• Request
Go over the entries below line by line, copying each one that contains the word "lịch".
'''
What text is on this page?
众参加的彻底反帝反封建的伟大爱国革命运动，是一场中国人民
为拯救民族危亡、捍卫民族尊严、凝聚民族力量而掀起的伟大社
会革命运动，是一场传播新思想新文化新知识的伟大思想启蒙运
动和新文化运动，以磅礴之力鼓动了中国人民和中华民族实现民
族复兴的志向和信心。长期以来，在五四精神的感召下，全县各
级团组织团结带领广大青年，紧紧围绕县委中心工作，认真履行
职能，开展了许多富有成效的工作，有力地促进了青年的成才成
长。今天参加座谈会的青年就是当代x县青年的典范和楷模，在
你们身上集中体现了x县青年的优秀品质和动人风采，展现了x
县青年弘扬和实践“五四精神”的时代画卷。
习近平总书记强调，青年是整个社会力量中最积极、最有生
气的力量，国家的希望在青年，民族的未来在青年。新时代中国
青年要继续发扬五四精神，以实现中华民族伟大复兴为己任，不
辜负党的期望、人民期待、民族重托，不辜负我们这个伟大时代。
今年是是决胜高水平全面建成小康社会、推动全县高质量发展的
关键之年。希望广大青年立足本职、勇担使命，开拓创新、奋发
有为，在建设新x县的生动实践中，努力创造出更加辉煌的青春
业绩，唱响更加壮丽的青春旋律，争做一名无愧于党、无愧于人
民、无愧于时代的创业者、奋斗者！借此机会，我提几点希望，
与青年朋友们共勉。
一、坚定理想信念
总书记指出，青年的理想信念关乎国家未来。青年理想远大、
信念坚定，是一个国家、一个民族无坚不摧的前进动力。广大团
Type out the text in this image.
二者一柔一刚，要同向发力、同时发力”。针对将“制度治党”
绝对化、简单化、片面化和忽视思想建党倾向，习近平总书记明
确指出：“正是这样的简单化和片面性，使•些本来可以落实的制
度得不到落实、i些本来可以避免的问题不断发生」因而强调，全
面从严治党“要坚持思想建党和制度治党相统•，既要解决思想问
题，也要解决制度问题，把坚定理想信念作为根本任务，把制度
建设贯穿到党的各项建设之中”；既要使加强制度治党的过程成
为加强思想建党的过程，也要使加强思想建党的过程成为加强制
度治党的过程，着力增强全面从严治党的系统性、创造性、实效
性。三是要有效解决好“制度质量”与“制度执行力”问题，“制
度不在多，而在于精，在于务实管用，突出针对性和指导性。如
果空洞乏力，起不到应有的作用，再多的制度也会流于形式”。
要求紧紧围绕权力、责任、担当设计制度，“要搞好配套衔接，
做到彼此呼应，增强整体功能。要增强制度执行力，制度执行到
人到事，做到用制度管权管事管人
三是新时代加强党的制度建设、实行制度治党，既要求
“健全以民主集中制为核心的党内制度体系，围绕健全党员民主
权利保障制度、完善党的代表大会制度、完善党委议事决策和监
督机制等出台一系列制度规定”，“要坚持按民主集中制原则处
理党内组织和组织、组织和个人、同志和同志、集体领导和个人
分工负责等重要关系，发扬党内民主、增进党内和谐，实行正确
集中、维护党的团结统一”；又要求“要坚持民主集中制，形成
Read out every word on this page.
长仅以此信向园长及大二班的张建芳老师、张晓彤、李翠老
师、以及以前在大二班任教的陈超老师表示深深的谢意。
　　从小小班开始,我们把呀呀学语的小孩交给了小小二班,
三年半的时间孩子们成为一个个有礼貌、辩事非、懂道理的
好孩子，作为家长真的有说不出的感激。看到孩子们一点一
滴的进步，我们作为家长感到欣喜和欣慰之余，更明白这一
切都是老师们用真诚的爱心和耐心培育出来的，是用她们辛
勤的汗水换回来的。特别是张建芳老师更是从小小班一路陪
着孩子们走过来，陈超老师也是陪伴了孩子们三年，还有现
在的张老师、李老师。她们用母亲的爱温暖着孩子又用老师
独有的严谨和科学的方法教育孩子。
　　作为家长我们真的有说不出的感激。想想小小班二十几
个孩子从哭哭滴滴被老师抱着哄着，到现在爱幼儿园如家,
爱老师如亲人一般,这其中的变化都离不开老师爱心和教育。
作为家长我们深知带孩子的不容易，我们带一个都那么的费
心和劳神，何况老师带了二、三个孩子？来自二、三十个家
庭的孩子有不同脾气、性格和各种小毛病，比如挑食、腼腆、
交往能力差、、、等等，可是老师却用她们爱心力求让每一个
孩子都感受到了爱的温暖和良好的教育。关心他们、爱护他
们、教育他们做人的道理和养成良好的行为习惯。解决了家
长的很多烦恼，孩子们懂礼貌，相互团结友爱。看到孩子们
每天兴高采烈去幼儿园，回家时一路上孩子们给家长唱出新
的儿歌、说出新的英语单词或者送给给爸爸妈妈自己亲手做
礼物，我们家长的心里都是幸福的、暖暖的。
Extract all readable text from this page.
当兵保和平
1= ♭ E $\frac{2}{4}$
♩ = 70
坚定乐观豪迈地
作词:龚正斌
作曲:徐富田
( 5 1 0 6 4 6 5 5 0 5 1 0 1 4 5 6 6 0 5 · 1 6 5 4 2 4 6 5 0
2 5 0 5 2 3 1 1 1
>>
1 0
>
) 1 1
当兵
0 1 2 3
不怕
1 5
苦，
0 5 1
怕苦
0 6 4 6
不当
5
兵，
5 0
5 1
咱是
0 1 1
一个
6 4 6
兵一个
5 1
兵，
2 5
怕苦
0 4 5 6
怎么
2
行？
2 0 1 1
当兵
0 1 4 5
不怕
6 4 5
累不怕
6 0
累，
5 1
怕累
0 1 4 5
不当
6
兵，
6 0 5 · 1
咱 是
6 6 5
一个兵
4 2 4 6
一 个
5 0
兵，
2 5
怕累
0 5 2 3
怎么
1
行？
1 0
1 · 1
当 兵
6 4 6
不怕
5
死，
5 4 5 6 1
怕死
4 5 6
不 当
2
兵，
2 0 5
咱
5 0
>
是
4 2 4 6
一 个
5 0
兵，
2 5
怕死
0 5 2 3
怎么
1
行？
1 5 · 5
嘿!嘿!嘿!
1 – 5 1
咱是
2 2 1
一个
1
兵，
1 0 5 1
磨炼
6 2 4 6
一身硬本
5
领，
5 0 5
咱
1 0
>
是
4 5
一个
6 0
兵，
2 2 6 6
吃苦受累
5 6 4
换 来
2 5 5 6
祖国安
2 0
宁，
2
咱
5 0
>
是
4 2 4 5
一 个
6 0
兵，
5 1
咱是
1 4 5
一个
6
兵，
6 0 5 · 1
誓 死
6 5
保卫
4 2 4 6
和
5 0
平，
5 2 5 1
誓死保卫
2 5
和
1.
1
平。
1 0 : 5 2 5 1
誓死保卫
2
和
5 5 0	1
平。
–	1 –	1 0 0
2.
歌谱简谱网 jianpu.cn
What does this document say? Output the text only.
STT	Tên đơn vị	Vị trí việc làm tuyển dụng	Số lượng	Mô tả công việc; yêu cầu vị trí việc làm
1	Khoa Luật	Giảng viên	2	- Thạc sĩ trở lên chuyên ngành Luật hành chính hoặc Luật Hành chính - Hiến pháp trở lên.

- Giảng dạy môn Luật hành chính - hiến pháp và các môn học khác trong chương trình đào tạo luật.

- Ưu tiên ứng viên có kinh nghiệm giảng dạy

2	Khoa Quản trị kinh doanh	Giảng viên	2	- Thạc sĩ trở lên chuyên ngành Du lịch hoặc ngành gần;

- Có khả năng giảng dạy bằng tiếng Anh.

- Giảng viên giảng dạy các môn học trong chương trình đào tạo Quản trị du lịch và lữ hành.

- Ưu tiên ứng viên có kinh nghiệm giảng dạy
'''
• Right answer
2	Khoa Quản trị kinh doanh	Giảng viên	2	- Thạc sĩ trở lên chuyên ngành Du lịch hoặc ngành gần;
- Giảng viên giảng dạy các môn học trong chương trình đào tạo Quản trị du lịch và lữ hành.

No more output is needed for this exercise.